→ Stored records

= = = = =

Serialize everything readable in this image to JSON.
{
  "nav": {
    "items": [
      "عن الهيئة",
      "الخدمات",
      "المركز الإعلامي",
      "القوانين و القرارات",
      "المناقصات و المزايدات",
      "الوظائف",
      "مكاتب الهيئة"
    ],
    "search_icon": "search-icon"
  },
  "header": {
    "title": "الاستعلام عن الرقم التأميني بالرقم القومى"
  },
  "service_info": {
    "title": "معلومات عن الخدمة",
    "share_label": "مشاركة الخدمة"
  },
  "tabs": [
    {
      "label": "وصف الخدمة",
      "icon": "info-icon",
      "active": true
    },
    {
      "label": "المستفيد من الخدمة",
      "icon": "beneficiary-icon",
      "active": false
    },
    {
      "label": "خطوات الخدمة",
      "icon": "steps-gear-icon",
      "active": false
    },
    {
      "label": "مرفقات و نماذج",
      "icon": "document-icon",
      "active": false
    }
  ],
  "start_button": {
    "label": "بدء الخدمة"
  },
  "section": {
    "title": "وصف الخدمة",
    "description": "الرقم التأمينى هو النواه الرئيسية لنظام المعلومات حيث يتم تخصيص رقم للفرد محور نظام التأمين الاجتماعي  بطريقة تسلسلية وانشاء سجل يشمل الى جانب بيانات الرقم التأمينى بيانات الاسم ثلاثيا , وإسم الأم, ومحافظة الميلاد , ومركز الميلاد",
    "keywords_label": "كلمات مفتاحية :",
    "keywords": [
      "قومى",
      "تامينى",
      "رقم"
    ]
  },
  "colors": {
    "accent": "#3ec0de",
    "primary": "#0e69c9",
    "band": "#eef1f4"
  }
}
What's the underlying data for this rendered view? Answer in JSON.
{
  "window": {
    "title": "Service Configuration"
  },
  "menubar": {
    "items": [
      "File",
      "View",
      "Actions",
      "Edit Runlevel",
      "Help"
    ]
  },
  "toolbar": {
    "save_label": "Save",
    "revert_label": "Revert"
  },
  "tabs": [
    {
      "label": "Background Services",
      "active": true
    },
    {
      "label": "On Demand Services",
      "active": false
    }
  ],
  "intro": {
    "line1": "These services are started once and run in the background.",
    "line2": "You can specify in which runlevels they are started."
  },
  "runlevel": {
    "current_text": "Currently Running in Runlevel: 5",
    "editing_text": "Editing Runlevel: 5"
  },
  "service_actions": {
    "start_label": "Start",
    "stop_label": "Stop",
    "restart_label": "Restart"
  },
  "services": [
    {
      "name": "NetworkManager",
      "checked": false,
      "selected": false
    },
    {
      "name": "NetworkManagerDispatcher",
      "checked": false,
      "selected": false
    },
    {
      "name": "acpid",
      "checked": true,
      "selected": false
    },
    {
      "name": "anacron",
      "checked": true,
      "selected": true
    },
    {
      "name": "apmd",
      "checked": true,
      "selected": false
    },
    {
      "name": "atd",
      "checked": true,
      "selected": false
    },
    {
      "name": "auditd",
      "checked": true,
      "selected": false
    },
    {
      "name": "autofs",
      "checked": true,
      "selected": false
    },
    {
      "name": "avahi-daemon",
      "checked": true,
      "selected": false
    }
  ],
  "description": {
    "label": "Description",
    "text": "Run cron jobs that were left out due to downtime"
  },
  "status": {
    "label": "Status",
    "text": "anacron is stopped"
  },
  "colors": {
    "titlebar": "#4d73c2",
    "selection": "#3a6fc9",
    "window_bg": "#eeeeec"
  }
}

= = = = =

→ Goal of the exercise
Identify all lines in the records above with the word "icon".

→ Solution for this problem
    "search_icon": "search-icon"
      "icon": "info-icon",
      "icon": "beneficiary-icon",
      "icon": "steps-gear-icon",
      "icon": "document-icon",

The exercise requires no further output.